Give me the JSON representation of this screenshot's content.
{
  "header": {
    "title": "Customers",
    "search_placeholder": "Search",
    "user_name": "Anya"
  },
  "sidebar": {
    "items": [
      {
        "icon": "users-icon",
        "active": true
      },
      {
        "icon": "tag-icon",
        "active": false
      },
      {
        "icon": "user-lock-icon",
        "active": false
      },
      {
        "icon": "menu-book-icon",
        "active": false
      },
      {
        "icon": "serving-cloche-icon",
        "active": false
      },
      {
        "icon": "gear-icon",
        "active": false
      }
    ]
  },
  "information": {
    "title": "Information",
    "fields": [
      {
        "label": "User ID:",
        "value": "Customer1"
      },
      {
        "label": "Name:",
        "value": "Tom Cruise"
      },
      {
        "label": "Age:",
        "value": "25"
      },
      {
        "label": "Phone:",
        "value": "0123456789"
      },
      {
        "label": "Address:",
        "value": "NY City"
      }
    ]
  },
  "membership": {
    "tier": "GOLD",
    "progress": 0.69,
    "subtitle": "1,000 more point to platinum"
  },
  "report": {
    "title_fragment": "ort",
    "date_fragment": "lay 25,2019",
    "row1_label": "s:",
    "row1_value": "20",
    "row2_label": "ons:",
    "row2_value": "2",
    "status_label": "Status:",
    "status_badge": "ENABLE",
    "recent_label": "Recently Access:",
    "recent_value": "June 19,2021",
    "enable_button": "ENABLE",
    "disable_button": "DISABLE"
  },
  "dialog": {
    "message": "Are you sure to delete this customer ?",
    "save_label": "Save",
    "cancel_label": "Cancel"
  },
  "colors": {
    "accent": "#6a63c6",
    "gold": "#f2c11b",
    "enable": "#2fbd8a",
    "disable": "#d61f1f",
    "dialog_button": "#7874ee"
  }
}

____

▸ Problem to solve
Reproduce all data above, unchanged.

▸ Right answer
Give me the JSON representation of this screenshot's content.
{
  "header": {
    "title": "Customers",
    "search_placeholder": "Search",
    "user_name": "Anya"
  },
  "sidebar": {
    "items": [
      {
        "icon": "users-icon",
        "active": true
      },
      {
        "icon": "tag-icon",
        "active": false
      },
      {
        "icon": "user-lock-icon",
        "active": false
      },
      {
        "icon": "menu-book-icon",
        "active": false
      },
      {
        "icon": "serving-cloche-icon",
        "active": false
      },
      {
        "icon": "gear-icon",
        "active": false
      }
    ]
  },
  "information": {
    "title": "Information",
    "fields": [
      {
        "label": "User ID:",
        "value": "Customer1"
      },
      {
        "label": "Name:",
        "value": "Tom Cruise"
      },
      {
        "label": "Age:",
        "value": "25"
      },
      {
        "label": "Phone:",
        "value": "0123456789"
      },
      {
        "label": "Address:",
        "value": "NY City"
      }
    ]
  },
  "membership": {
    "tier": "GOLD",
    "progress": 0.69,
    "subtitle": "1,000 more point to platinum"
  },
  "report": {
    "title_fragment": "ort",
    "date_fragment": "lay 25,2019",
    "row1_label": "s:",
    "row1_value": "20",
    "row2_label": "ons:",
    "row2_value": "2",
    "status_label": "Status:",
    "status_badge": "ENABLE",
    "recent_label": "Recently Access:",
    "recent_value": "June 19,2021",
    "enable_button": "ENABLE",
    "disable_button": "DISABLE"
  },
  "dialog": {
    "message": "Are you sure to delete this customer ?",
    "save_label": "Save",
    "cancel_label": "Cancel"
  },
  "colors": {
    "accent": "#6a63c6",
    "gold": "#f2c11b",
    "enable": "#2fbd8a",
    "disable": "#d61f1f",
    "dialog_button": "#7874ee"
  }
}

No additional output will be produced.